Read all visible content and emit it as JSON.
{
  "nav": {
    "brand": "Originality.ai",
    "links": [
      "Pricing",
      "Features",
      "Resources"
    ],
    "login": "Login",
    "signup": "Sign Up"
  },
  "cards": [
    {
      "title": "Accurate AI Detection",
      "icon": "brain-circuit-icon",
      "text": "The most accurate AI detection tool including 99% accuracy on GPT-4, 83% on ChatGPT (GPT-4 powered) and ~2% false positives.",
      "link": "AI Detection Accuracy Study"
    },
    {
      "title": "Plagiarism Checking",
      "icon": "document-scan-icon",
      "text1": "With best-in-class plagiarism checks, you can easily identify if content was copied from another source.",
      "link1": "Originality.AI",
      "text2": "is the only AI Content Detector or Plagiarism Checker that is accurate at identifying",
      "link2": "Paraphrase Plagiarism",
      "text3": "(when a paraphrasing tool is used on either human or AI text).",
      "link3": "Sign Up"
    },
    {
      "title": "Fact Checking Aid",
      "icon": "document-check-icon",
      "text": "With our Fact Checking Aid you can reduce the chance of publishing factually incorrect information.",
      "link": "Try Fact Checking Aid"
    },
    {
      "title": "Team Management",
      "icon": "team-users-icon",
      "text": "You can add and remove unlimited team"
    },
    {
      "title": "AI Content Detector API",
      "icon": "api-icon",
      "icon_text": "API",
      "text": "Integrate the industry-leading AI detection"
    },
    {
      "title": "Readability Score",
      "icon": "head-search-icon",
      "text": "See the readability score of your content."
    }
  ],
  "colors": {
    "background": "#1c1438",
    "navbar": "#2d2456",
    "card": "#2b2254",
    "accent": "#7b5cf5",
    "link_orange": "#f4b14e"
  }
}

* _What is needed_: Return all of the entries exactly as they were supplied.

* _Output of the exercise_:
Read all visible content and emit it as JSON.
{
  "nav": {
    "brand": "Originality.ai",
    "links": [
      "Pricing",
      "Features",
      "Resources"
    ],
    "login": "Login",
    "signup": "Sign Up"
  },
  "cards": [
    {
      "title": "Accurate AI Detection",
      "icon": "brain-circuit-icon",
      "text": "The most accurate AI detection tool including 99% accuracy on GPT-4, 83% on ChatGPT (GPT-4 powered) and ~2% false positives.",
      "link": "AI Detection Accuracy Study"
    },
    {
      "title": "Plagiarism Checking",
      "icon": "document-scan-icon",
      "text1": "With best-in-class plagiarism checks, you can easily identify if content was copied from another source.",
      "link1": "Originality.AI",
      "text2": "is the only AI Content Detector or Plagiarism Checker that is accurate at identifying",
      "link2": "Paraphrase Plagiarism",
      "text3": "(when a paraphrasing tool is used on either human or AI text).",
      "link3": "Sign Up"
    },
    {
      "title": "Fact Checking Aid",
      "icon": "document-check-icon",
      "text": "With our Fact Checking Aid you can reduce the chance of publishing factually incorrect information.",
      "link": "Try Fact Checking Aid"
    },
    {
      "title": "Team Management",
      "icon": "team-users-icon",
      "text": "You can add and remove unlimited team"
    },
    {
      "title": "AI Content Detector API",
      "icon": "api-icon",
      "icon_text": "API",
      "text": "Integrate the industry-leading AI detection"
    },
    {
      "title": "Readability Score",
      "icon": "head-search-icon",
      "text": "See the readability score of your content."
    }
  ],
  "colors": {
    "background": "#1c1438",
    "navbar": "#2d2456",
    "card": "#2b2254",
    "accent": "#7b5cf5",
    "link_orange": "#f4b14e"
  }
}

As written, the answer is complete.